Wherever the string "condition" appears in a line, extract that line.

------------------------

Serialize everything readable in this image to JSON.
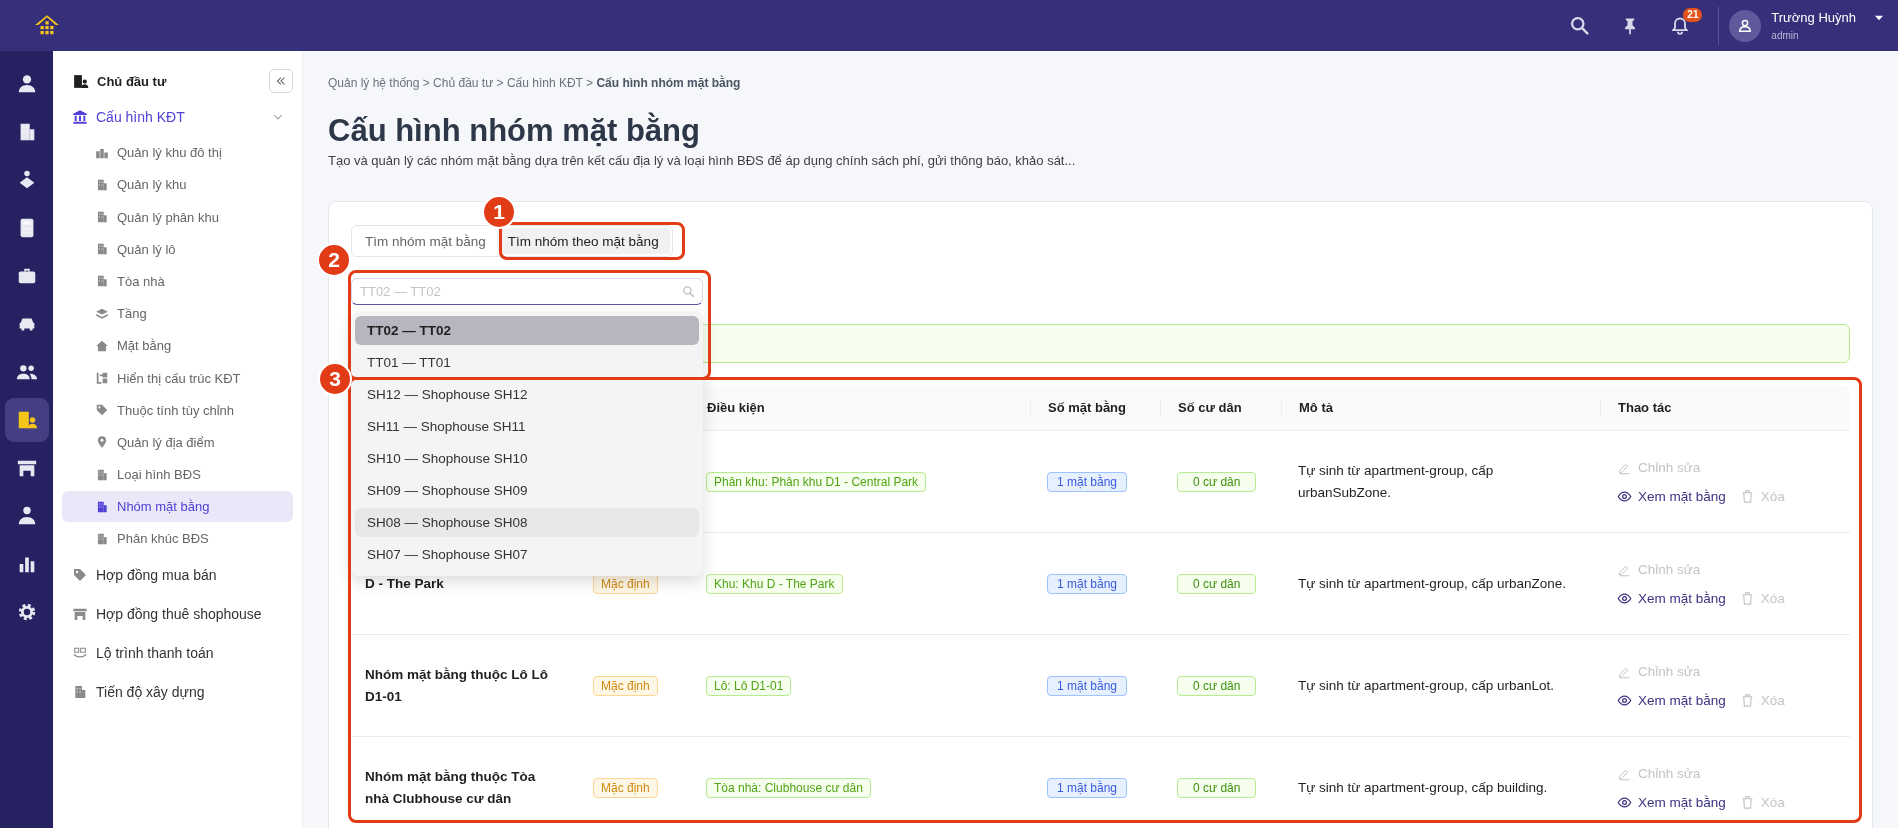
{
  "top_bar": {
    "notification_count": "21",
    "user": {
      "name": "Trường Huỳnh",
      "role": "admin"
    }
  },
  "rail_items": [
    {
      "selected": false
    },
    {
      "selected": false
    },
    {
      "selected": false
    },
    {
      "selected": false
    },
    {
      "selected": false
    },
    {
      "selected": false
    },
    {
      "selected": false
    },
    {
      "selected": true
    },
    {
      "selected": false
    },
    {
      "selected": false
    },
    {
      "selected": false
    },
    {
      "selected": false
    }
  ],
  "sidebar": {
    "title": "Chủ đầu tư",
    "items": [
      {
        "label": "Cấu hình KĐT",
        "expanded": true,
        "children": [
          {
            "label": "Quản lý khu đô thị",
            "selected": false
          },
          {
            "label": "Quản lý khu",
            "selected": false
          },
          {
            "label": "Quản lý phân khu",
            "selected": false
          },
          {
            "label": "Quản lý lô",
            "selected": false
          },
          {
            "label": "Tòa nhà",
            "selected": false
          },
          {
            "label": "Tầng",
            "selected": false
          },
          {
            "label": "Mặt bằng",
            "selected": false
          },
          {
            "label": "Hiển thị cấu trúc KĐT",
            "selected": false
          },
          {
            "label": "Thuộc tính tùy chỉnh",
            "selected": false
          },
          {
            "label": "Quản lý địa điểm",
            "selected": false
          },
          {
            "label": "Loại hình BĐS",
            "selected": false
          },
          {
            "label": "Nhóm mặt bằng",
            "selected": true
          },
          {
            "label": "Phân khúc BĐS",
            "selected": false
          }
        ]
      },
      {
        "label": "Hợp đồng mua bán",
        "expanded": false
      },
      {
        "label": "Hợp đồng thuê shophouse",
        "expanded": false
      },
      {
        "label": "Lộ trình thanh toán",
        "expanded": false
      },
      {
        "label": "Tiến độ xây dựng",
        "expanded": false
      }
    ]
  },
  "breadcrumb": {
    "separator": ">",
    "items": [
      {
        "label": "Quản lý hệ thống",
        "current": false
      },
      {
        "label": "Chủ đầu tư",
        "current": false
      },
      {
        "label": "Cấu hình KĐT",
        "current": false
      },
      {
        "label": "Cấu hình nhóm mặt bằng",
        "current": true
      }
    ]
  },
  "page": {
    "title": "Cấu hình nhóm mặt bằng",
    "subtitle": "Tạo và quản lý các nhóm mặt bằng dựa trên kết cấu địa lý và loại hình BĐS để áp dụng chính sách phí, gửi thông báo, khảo sát..."
  },
  "tabs": [
    {
      "label": "Tìm nhóm mặt bằng",
      "selected": false
    },
    {
      "label": "Tìm nhóm theo mặt bằng",
      "selected": true
    }
  ],
  "search": {
    "placeholder": "TT02 — TT02"
  },
  "dropdown": {
    "options": [
      {
        "label": "TT02 — TT02",
        "selected": true,
        "highlighted": false
      },
      {
        "label": "TT01 — TT01",
        "selected": false,
        "highlighted": false
      },
      {
        "label": "SH12 — Shophouse SH12",
        "selected": false,
        "highlighted": false
      },
      {
        "label": "SH11 — Shophouse SH11",
        "selected": false,
        "highlighted": false
      },
      {
        "label": "SH10 — Shophouse SH10",
        "selected": false,
        "highlighted": false
      },
      {
        "label": "SH09 — Shophouse SH09",
        "selected": false,
        "highlighted": false
      },
      {
        "label": "SH08 — Shophouse SH08",
        "selected": false,
        "highlighted": true
      },
      {
        "label": "SH07 — Shophouse SH07",
        "selected": false,
        "highlighted": false
      }
    ]
  },
  "table": {
    "columns": [
      {
        "label": "Điều kiện"
      },
      {
        "label": "Số mặt bằng"
      },
      {
        "label": "Số cư dân"
      },
      {
        "label": "Mô tả"
      },
      {
        "label": "Thao tác"
      }
    ],
    "rows": [
      {
        "condition": "Phân khu: Phân khu D1 - Central Park",
        "apartments": "1 mặt bằng",
        "residents": "0 cư dân",
        "description": "Tự sinh từ apartment-group, cấp urbanSubZone.",
        "actions": [
          {
            "label": "Chỉnh sửa",
            "disabled": true
          },
          {
            "label": "Xem mặt bằng",
            "disabled": false
          },
          {
            "label": "Xóa",
            "disabled": true
          }
        ]
      },
      {
        "name": "D - The Park",
        "type": "Mặc định",
        "condition": "Khu: Khu D - The Park",
        "apartments": "1 mặt bằng",
        "residents": "0 cư dân",
        "description": "Tự sinh từ apartment-group, cấp urbanZone.",
        "actions": [
          {
            "label": "Chỉnh sửa",
            "disabled": true
          },
          {
            "label": "Xem mặt bằng",
            "disabled": false
          },
          {
            "label": "Xóa",
            "disabled": true
          }
        ]
      },
      {
        "name": "Nhóm mặt bằng thuộc Lô Lô D1-01",
        "type": "Mặc định",
        "condition": "Lô: Lô D1-01",
        "apartments": "1 mặt bằng",
        "residents": "0 cư dân",
        "description": "Tự sinh từ apartment-group, cấp urbanLot.",
        "actions": [
          {
            "label": "Chỉnh sửa",
            "disabled": true
          },
          {
            "label": "Xem mặt bằng",
            "disabled": false
          },
          {
            "label": "Xóa",
            "disabled": true
          }
        ]
      },
      {
        "name": "Nhóm mặt bằng thuộc Tòa nhà Clubhouse cư dân",
        "type": "Mặc định",
        "condition": "Tòa nhà: Clubhouse cư dân",
        "apartments": "1 mặt bằng",
        "residents": "0 cư dân",
        "description": "Tự sinh từ apartment-group, cấp building.",
        "actions": [
          {
            "label": "Chỉnh sửa",
            "disabled": true
          },
          {
            "label": "Xem mặt bằng",
            "disabled": false
          },
          {
            "label": "Xóa",
            "disabled": true
          }
        ]
      }
    ]
  },
  "annotations": [
    {
      "number": "1"
    },
    {
      "number": "2"
    },
    {
      "number": "3"
    }
  ]
}
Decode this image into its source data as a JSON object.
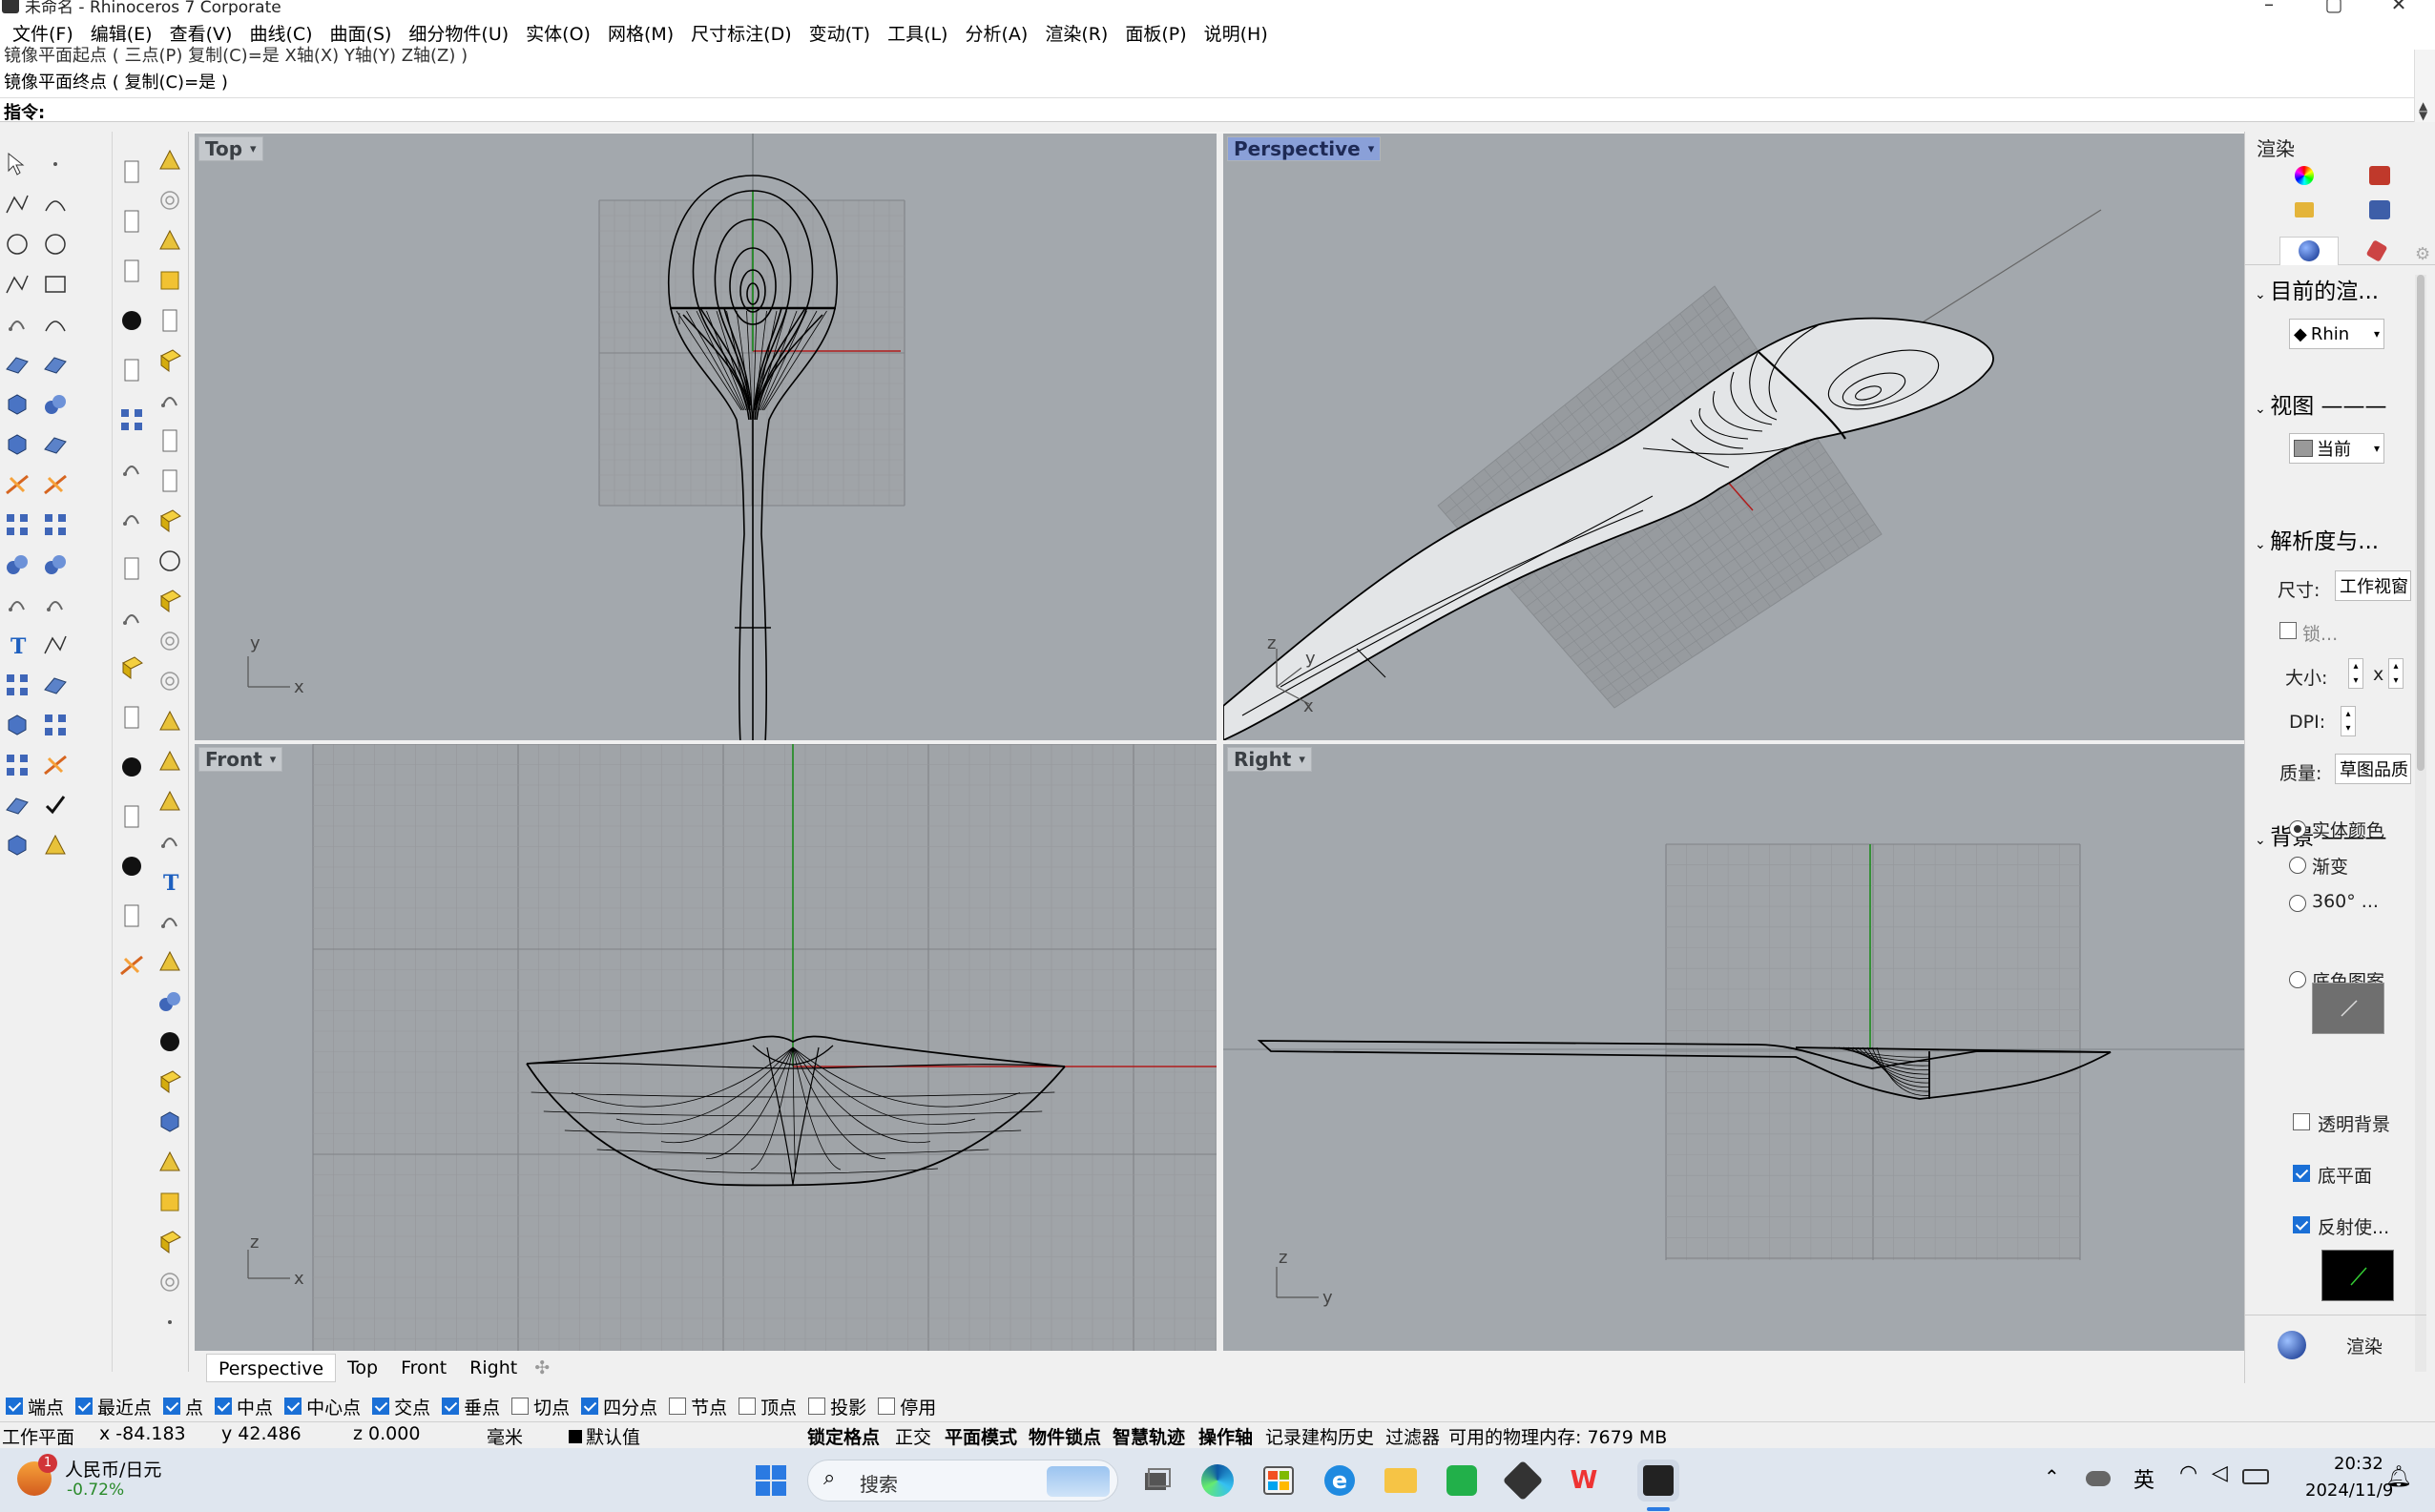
{
  "window": {
    "title": "未命名 - Rhinoceros 7 Corporate",
    "min": "–",
    "max": "▢",
    "close": "✕"
  },
  "menu": [
    "文件(F)",
    "编辑(E)",
    "查看(V)",
    "曲线(C)",
    "曲面(S)",
    "细分物件(U)",
    "实体(O)",
    "网格(M)",
    "尺寸标注(D)",
    "变动(T)",
    "工具(L)",
    "分析(A)",
    "渲染(R)",
    "面板(P)",
    "说明(H)"
  ],
  "command": {
    "history_line1": "镜像平面起点 ( 三点(P) 复制(C)=是 X轴(X) Y轴(Y) Z轴(Z) )",
    "history_line2": "镜像平面终点 ( 复制(C)=是 )",
    "prompt_label": "指令:",
    "input_value": ""
  },
  "viewports": {
    "top": {
      "label": "Top"
    },
    "perspective": {
      "label": "Perspective"
    },
    "front": {
      "label": "Front"
    },
    "right": {
      "label": "Right"
    },
    "axis": {
      "x": "x",
      "y": "y",
      "z": "z"
    }
  },
  "viewport_tabs": [
    "Perspective",
    "Top",
    "Front",
    "Right"
  ],
  "viewport_tabs_add": "✣",
  "osnap": [
    {
      "label": "端点",
      "checked": true
    },
    {
      "label": "最近点",
      "checked": true
    },
    {
      "label": "点",
      "checked": true
    },
    {
      "label": "中点",
      "checked": true
    },
    {
      "label": "中心点",
      "checked": true
    },
    {
      "label": "交点",
      "checked": true
    },
    {
      "label": "垂点",
      "checked": true
    },
    {
      "label": "切点",
      "checked": false
    },
    {
      "label": "四分点",
      "checked": true
    },
    {
      "label": "节点",
      "checked": false
    },
    {
      "label": "顶点",
      "checked": false
    },
    {
      "label": "投影",
      "checked": false
    },
    {
      "label": "停用",
      "checked": false
    }
  ],
  "status": {
    "cplane": "工作平面",
    "x": "x -84.183",
    "y": "y 42.486",
    "z": "z 0.000",
    "unit": "毫米",
    "layer": "默认值",
    "grid_snap": "锁定格点",
    "ortho": "正交",
    "planar": "平面模式",
    "osnap": "物件锁点",
    "smarttrack": "智慧轨迹",
    "gumball": "操作轴",
    "history": "记录建构历史",
    "filter": "过滤器",
    "memory": "可用的物理内存: 7679 MB"
  },
  "right_panel": {
    "title": "渲染",
    "section_current": "目前的渲...",
    "renderer": "Rhin",
    "section_view": "视图",
    "view_value": "当前",
    "section_resolution": "解析度与...",
    "size_label": "尺寸:",
    "size_value": "工作视窗",
    "lock_label": "锁...",
    "dims_label": "大小:",
    "times": "x",
    "dpi_label": "DPI:",
    "quality_label": "质量:",
    "quality_value": "草图品质",
    "section_background": "背景",
    "bg_options": [
      {
        "label": "实体颜色",
        "selected": true
      },
      {
        "label": "渐变",
        "selected": false
      },
      {
        "label": "360° ...",
        "selected": false
      },
      {
        "label": "底色图案",
        "selected": false
      }
    ],
    "transparent_bg": {
      "label": "透明背景",
      "checked": false
    },
    "ground_plane": {
      "label": "底平面",
      "checked": true
    },
    "reflective": {
      "label": "反射使...",
      "checked": true
    },
    "render_button": "渲染"
  },
  "taskbar": {
    "weather_label": "人民币/日元",
    "weather_value": "-0.72%",
    "weather_badge": "1",
    "search_placeholder": "搜索",
    "ime": "英",
    "time": "20:32",
    "date": "2024/11/9"
  },
  "colors": {
    "viewport_bg": "#a3a8ad",
    "grid_minor": "#96999d",
    "grid_major": "#7f8286",
    "axis_x": "#b01c1c",
    "axis_y": "#138a13",
    "active_tab": "#8aa0d8",
    "accent": "#1a6fd6"
  }
}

------------------------

Result of the exercise ▸
        "condition": "Phân khu: Phân khu D1 - Central Park",
        "condition": "Khu: Khu D - The Park",
        "condition": "Lô: Lô D1-01",
        "condition": "Tòa nhà: Clubhouse cư dân",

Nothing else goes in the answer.